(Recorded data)
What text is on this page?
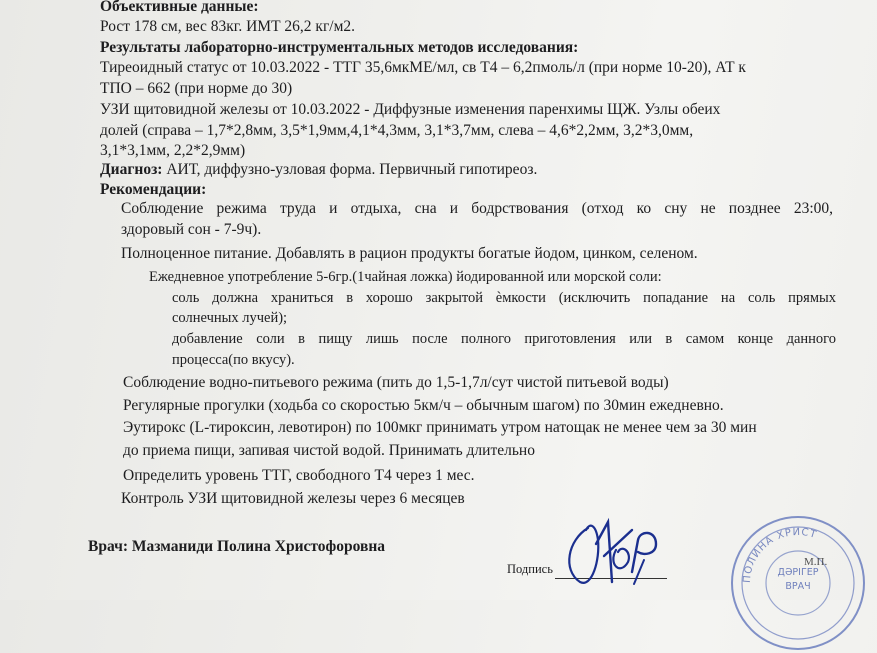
Объективные данные:
Рост 178 см, вес 83кг. ИМТ 26,2 кг/м2.
Результаты лабораторно-инструментальных методов исследования:
Тиреоидный статус от 10.03.2022 - ТТГ 35,6мкМЕ/мл, св Т4 – 6,2пмоль/л (при норме 10-20), АТ к
ТПО – 662 (при норме до 30)
УЗИ щитовидной железы от 10.03.2022 - Диффузные изменения паренхимы ЩЖ. Узлы обеих
долей (справа – 1,7*2,8мм, 3,5*1,9мм,4,1*4,3мм, 3,1*3,7мм, слева – 4,6*2,2мм, 3,2*3,0мм,
3,1*3,1мм, 2,2*2,9мм)
Диагноз: АИТ, диффузно-узловая форма. Первичный гипотиреоз.
Рекомендации:
Соблюдение режима труда и отдыха, сна и бодрствования (отход ко сну не позднее 23:00,
здоровый сон - 7-9ч).
Полноценное питание. Добавлять в рацион продукты богатые йодом, цинком, селеном.
Ежедневное употребление 5-6гр.(1чайная ложка) йодированной или морской соли:
соль должна храниться в хорошо закрытой ѐмкости (исключить попадание на соль прямых
солнечных лучей);
добавление соли в пищу лишь после полного приготовления или в самом конце данного
процесса(по вкусу).
Соблюдение водно-питьевого режима (пить до 1,5-1,7л/сут чистой питьевой воды)
Регулярные прогулки (ходьба со скоростью 5км/ч – обычным шагом) по 30мин ежедневно.
Эутирокс (L-тироксин, левотирон) по 100мкг принимать утром натощак не менее чем за 30 мин
до приема пищи, запивая чистой водой. Принимать длительно
Определить уровень ТТГ, свободного Т4 через 1 мес.
Контроль УЗИ щитовидной железы через 6 месяцев
Врач: Мазманиди Полина Христофоровна
Подпись
ПОЛИНА ХРИСТ
ДӘРІГЕР
ВРАЧ
М.П.
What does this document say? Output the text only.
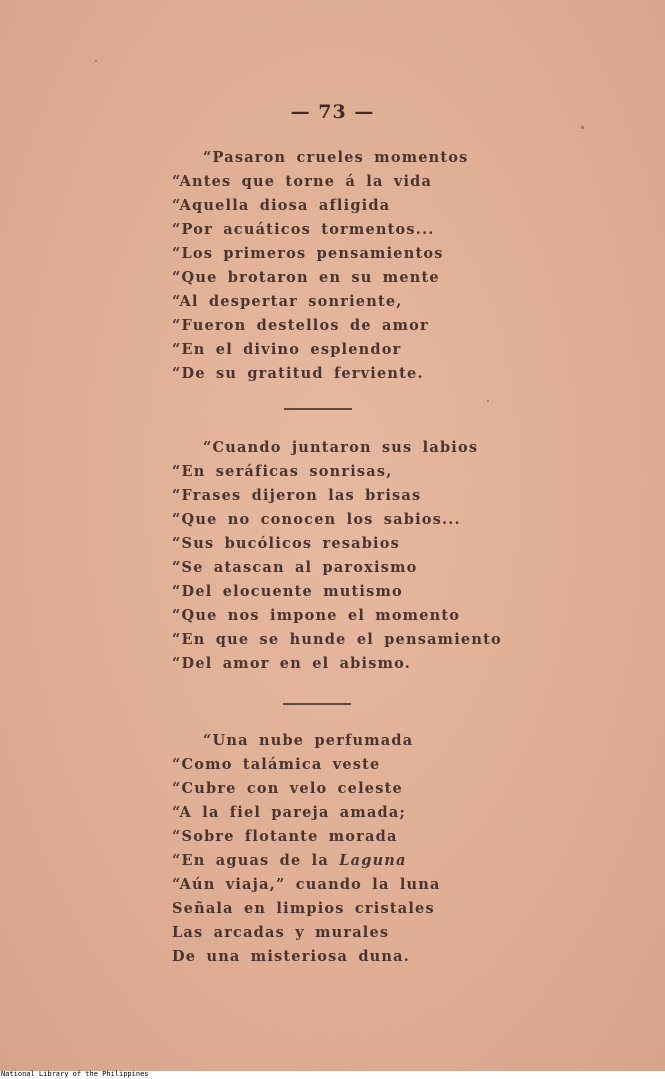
— 73 —
“Pasaron crueles momentos
“Antes que torne á la vida
“Aquella diosa afligida
“Por acuáticos tormentos...
“Los primeros pensamientos
“Que brotaron en su mente
“Al despertar sonriente,
“Fueron destellos de amor
“En el divino esplendor
“De su gratitud ferviente.
“Cuando juntaron sus labios
“En seráficas sonrisas,
“Frases dijeron las brisas
“Que no conocen los sabios...
“Sus bucólicos resabios
“Se atascan al paroxismo
“Del elocuente mutismo
“Que nos impone el momento
“En que se hunde el pensamiento
“Del amor en el abismo.
“Una nube perfumada
“Como talámica veste
“Cubre con velo celeste
“A la fiel pareja amada;
“Sobre flotante morada
“En aguas de la Laguna
“Aún viaja,” cuando la luna
Señala en limpios cristales
Las arcadas y murales
De una misteriosa duna.
National Library of the Philippines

*SET TASK:* Show each line of the listing that holds the string "this".

*THE REPLY:*
What text is on this page?
What does this document say? Output the text only.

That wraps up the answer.